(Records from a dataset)

+ + + +

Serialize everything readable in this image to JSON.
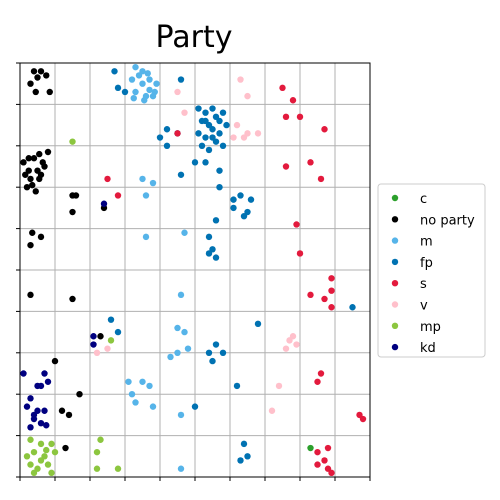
{
  "chart_data": {
    "type": "scatter",
    "title": "Party",
    "xlabel": "",
    "ylabel": "",
    "grid": true,
    "x_ticks": 10,
    "y_ticks": 10,
    "xlim": [
      0,
      10
    ],
    "ylim": [
      0,
      10
    ],
    "tick_labels_visible": false,
    "legend": {
      "placement": "right",
      "entries": [
        "c",
        "no party",
        "m",
        "fp",
        "s",
        "v",
        "mp",
        "kd"
      ]
    },
    "series": [
      {
        "name": "c",
        "color": "#2ca02c",
        "points": [
          [
            8.3,
            0.7
          ]
        ]
      },
      {
        "name": "no party",
        "color": "#000000",
        "points": [
          [
            0.4,
            9.8
          ],
          [
            0.6,
            9.8
          ],
          [
            0.5,
            9.65
          ],
          [
            0.75,
            9.7
          ],
          [
            0.3,
            9.5
          ],
          [
            0.45,
            9.3
          ],
          [
            0.85,
            9.3
          ],
          [
            0.1,
            7.6
          ],
          [
            0.25,
            7.4
          ],
          [
            0.4,
            7.7
          ],
          [
            0.55,
            7.8
          ],
          [
            0.3,
            7.2
          ],
          [
            0.6,
            7.3
          ],
          [
            0.2,
            7.0
          ],
          [
            0.45,
            6.9
          ],
          [
            0.7,
            7.5
          ],
          [
            0.15,
            7.3
          ],
          [
            0.5,
            7.4
          ],
          [
            0.8,
            7.85
          ],
          [
            0.35,
            7.05
          ],
          [
            0.65,
            7.6
          ],
          [
            0.25,
            7.7
          ],
          [
            0.55,
            7.2
          ],
          [
            1.5,
            6.8
          ],
          [
            1.6,
            6.8
          ],
          [
            1.5,
            6.4
          ],
          [
            2.4,
            6.5
          ],
          [
            0.35,
            5.9
          ],
          [
            0.6,
            5.8
          ],
          [
            0.3,
            5.6
          ],
          [
            0.3,
            4.4
          ],
          [
            1.5,
            4.3
          ],
          [
            2.3,
            3.4
          ],
          [
            1.0,
            2.8
          ],
          [
            1.7,
            2.0
          ],
          [
            1.4,
            1.5
          ],
          [
            1.2,
            1.6
          ],
          [
            1.3,
            0.7
          ]
        ]
      },
      {
        "name": "m",
        "color": "#56b4e9",
        "points": [
          [
            3.3,
            9.9
          ],
          [
            3.5,
            9.8
          ],
          [
            3.2,
            9.6
          ],
          [
            3.5,
            9.5
          ],
          [
            3.7,
            9.6
          ],
          [
            3.8,
            9.2
          ],
          [
            3.3,
            9.3
          ],
          [
            3.6,
            9.2
          ],
          [
            3.9,
            9.5
          ],
          [
            3.4,
            9.7
          ],
          [
            3.7,
            9.35
          ],
          [
            3.55,
            9.1
          ],
          [
            3.85,
            9.3
          ],
          [
            3.25,
            9.15
          ],
          [
            3.65,
            9.75
          ],
          [
            3.5,
            7.2
          ],
          [
            3.8,
            7.1
          ],
          [
            3.6,
            6.8
          ],
          [
            3.6,
            5.8
          ],
          [
            4.7,
            5.9
          ],
          [
            4.6,
            4.4
          ],
          [
            4.5,
            3.6
          ],
          [
            4.7,
            3.5
          ],
          [
            4.8,
            3.1
          ],
          [
            4.5,
            3.0
          ],
          [
            4.3,
            2.9
          ],
          [
            3.1,
            2.3
          ],
          [
            3.5,
            2.3
          ],
          [
            3.2,
            2.0
          ],
          [
            3.7,
            2.2
          ],
          [
            3.8,
            1.7
          ],
          [
            3.3,
            1.8
          ],
          [
            4.6,
            1.5
          ],
          [
            4.6,
            0.2
          ]
        ]
      },
      {
        "name": "fp",
        "color": "#0072b2",
        "points": [
          [
            2.7,
            9.8
          ],
          [
            4.6,
            9.6
          ],
          [
            2.8,
            9.4
          ],
          [
            3.0,
            9.3
          ],
          [
            5.1,
            8.9
          ],
          [
            5.3,
            8.8
          ],
          [
            5.5,
            8.9
          ],
          [
            5.2,
            8.6
          ],
          [
            5.4,
            8.5
          ],
          [
            5.6,
            8.7
          ],
          [
            5.8,
            8.8
          ],
          [
            5.1,
            8.3
          ],
          [
            5.3,
            8.2
          ],
          [
            5.5,
            8.4
          ],
          [
            5.7,
            8.3
          ],
          [
            5.2,
            8.0
          ],
          [
            5.4,
            7.9
          ],
          [
            5.6,
            8.1
          ],
          [
            5.8,
            8.0
          ],
          [
            5.3,
            8.6
          ],
          [
            5.5,
            8.2
          ],
          [
            5.7,
            8.6
          ],
          [
            5.9,
            8.5
          ],
          [
            4.2,
            8.4
          ],
          [
            4.5,
            8.3
          ],
          [
            4.2,
            8.0
          ],
          [
            4.0,
            8.2
          ],
          [
            5.0,
            7.6
          ],
          [
            5.3,
            7.6
          ],
          [
            4.6,
            7.3
          ],
          [
            5.7,
            7.4
          ],
          [
            5.7,
            7.0
          ],
          [
            6.1,
            6.7
          ],
          [
            6.3,
            6.8
          ],
          [
            6.6,
            6.7
          ],
          [
            6.1,
            6.5
          ],
          [
            6.5,
            6.4
          ],
          [
            6.4,
            6.3
          ],
          [
            5.6,
            6.2
          ],
          [
            5.4,
            5.8
          ],
          [
            5.5,
            5.5
          ],
          [
            5.6,
            5.3
          ],
          [
            5.4,
            5.4
          ],
          [
            9.5,
            4.1
          ],
          [
            2.6,
            3.8
          ],
          [
            2.8,
            3.5
          ],
          [
            5.6,
            3.2
          ],
          [
            5.4,
            3.0
          ],
          [
            5.8,
            3.0
          ],
          [
            5.5,
            2.8
          ],
          [
            6.8,
            3.7
          ],
          [
            6.2,
            2.2
          ],
          [
            5.0,
            1.7
          ],
          [
            6.4,
            0.8
          ],
          [
            6.5,
            0.5
          ],
          [
            6.3,
            0.4
          ]
        ]
      },
      {
        "name": "s",
        "color": "#e31a3d",
        "points": [
          [
            7.5,
            9.4
          ],
          [
            7.8,
            9.1
          ],
          [
            7.6,
            8.7
          ],
          [
            8.0,
            8.7
          ],
          [
            8.7,
            8.4
          ],
          [
            4.5,
            8.3
          ],
          [
            7.6,
            7.5
          ],
          [
            8.3,
            7.6
          ],
          [
            8.6,
            7.2
          ],
          [
            2.5,
            7.2
          ],
          [
            2.8,
            6.8
          ],
          [
            7.9,
            6.1
          ],
          [
            8.0,
            5.4
          ],
          [
            8.9,
            4.8
          ],
          [
            8.9,
            4.5
          ],
          [
            8.3,
            4.4
          ],
          [
            8.7,
            4.3
          ],
          [
            8.9,
            4.1
          ],
          [
            8.6,
            2.5
          ],
          [
            8.5,
            2.3
          ],
          [
            9.7,
            1.5
          ],
          [
            9.8,
            1.4
          ],
          [
            8.5,
            0.6
          ],
          [
            8.8,
            0.7
          ],
          [
            8.7,
            0.4
          ],
          [
            8.5,
            0.3
          ],
          [
            8.8,
            0.2
          ],
          [
            8.9,
            0.1
          ]
        ]
      },
      {
        "name": "v",
        "color": "#ffc0cb",
        "points": [
          [
            6.3,
            9.6
          ],
          [
            4.5,
            9.3
          ],
          [
            6.5,
            9.2
          ],
          [
            4.7,
            8.8
          ],
          [
            6.2,
            8.5
          ],
          [
            6.5,
            8.3
          ],
          [
            6.8,
            8.3
          ],
          [
            6.1,
            8.2
          ],
          [
            6.4,
            8.2
          ],
          [
            7.8,
            3.4
          ],
          [
            7.7,
            3.3
          ],
          [
            7.9,
            3.2
          ],
          [
            7.6,
            3.1
          ],
          [
            2.2,
            3.0
          ],
          [
            2.5,
            3.1
          ],
          [
            7.4,
            2.2
          ],
          [
            7.2,
            1.6
          ]
        ]
      },
      {
        "name": "mp",
        "color": "#8cc63f",
        "points": [
          [
            1.5,
            8.1
          ],
          [
            2.6,
            3.3
          ],
          [
            0.3,
            0.9
          ],
          [
            0.6,
            0.8
          ],
          [
            0.9,
            0.8
          ],
          [
            0.4,
            0.6
          ],
          [
            0.7,
            0.5
          ],
          [
            1.0,
            0.6
          ],
          [
            0.3,
            0.3
          ],
          [
            0.5,
            0.2
          ],
          [
            0.8,
            0.3
          ],
          [
            0.6,
            0.4
          ],
          [
            0.4,
            0.1
          ],
          [
            0.9,
            0.1
          ],
          [
            0.2,
            0.5
          ],
          [
            0.75,
            0.65
          ],
          [
            2.3,
            0.9
          ],
          [
            2.2,
            0.6
          ],
          [
            2.2,
            0.2
          ],
          [
            2.8,
            0.2
          ]
        ]
      },
      {
        "name": "kd",
        "color": "#000080",
        "points": [
          [
            2.4,
            6.6
          ],
          [
            2.1,
            3.4
          ],
          [
            2.1,
            3.2
          ],
          [
            0.1,
            2.5
          ],
          [
            0.5,
            2.2
          ],
          [
            0.6,
            2.2
          ],
          [
            0.7,
            2.5
          ],
          [
            0.8,
            2.3
          ],
          [
            0.3,
            1.9
          ],
          [
            0.2,
            1.7
          ],
          [
            0.5,
            1.6
          ],
          [
            0.7,
            1.6
          ],
          [
            0.4,
            1.4
          ],
          [
            0.3,
            1.2
          ],
          [
            0.6,
            1.3
          ],
          [
            0.75,
            1.25
          ],
          [
            0.4,
            1.5
          ]
        ]
      }
    ]
  }
}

+ + + +

▶ _EXERCISE DETAILS_: Track down the lines that include the word "color" and copy them.

▶ _THE SOLUTION_:
        "color": "#2ca02c",
        "color": "#000000",
        "color": "#56b4e9",
        "color": "#0072b2",
        "color": "#e31a3d",
        "color": "#ffc0cb",
        "color": "#8cc63f",
        "color": "#000080",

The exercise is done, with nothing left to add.